* BEGIN Extracted information *

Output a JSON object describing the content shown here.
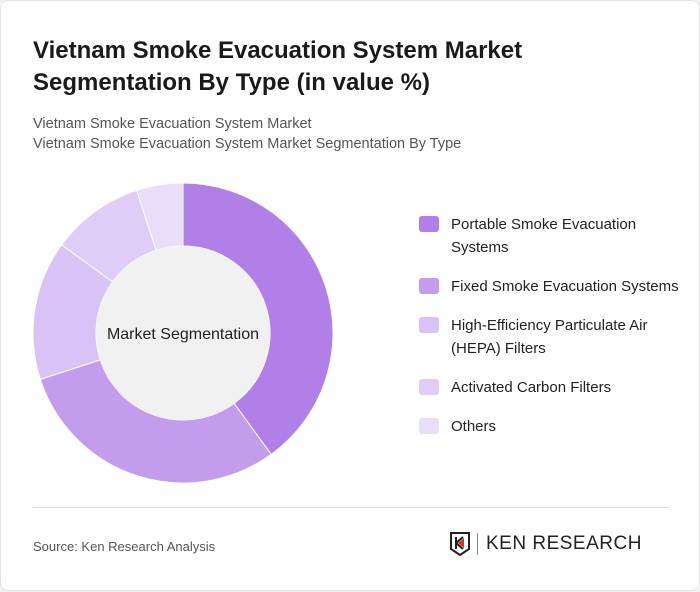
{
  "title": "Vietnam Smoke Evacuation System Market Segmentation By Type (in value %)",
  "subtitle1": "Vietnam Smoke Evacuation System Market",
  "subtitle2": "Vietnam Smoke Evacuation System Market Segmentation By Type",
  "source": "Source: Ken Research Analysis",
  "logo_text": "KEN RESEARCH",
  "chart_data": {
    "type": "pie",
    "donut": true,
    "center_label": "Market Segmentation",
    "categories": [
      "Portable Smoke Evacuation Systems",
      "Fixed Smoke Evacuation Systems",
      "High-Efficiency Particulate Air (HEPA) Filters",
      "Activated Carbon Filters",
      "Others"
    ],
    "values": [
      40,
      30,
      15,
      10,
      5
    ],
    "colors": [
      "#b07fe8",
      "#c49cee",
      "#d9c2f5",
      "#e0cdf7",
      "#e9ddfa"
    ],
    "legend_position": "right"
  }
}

* END Extracted information *

§ **Aim**: Select every line of the material above holding the word "Vietnam" and copy it.

§ **Exercise output**:
  "title": "Vietnam Smoke Evacuation System Market Segmentation By Type (in value %)",
  "subtitle1": "Vietnam Smoke Evacuation System Market",
  "subtitle2": "Vietnam Smoke Evacuation System Market Segmentation By Type",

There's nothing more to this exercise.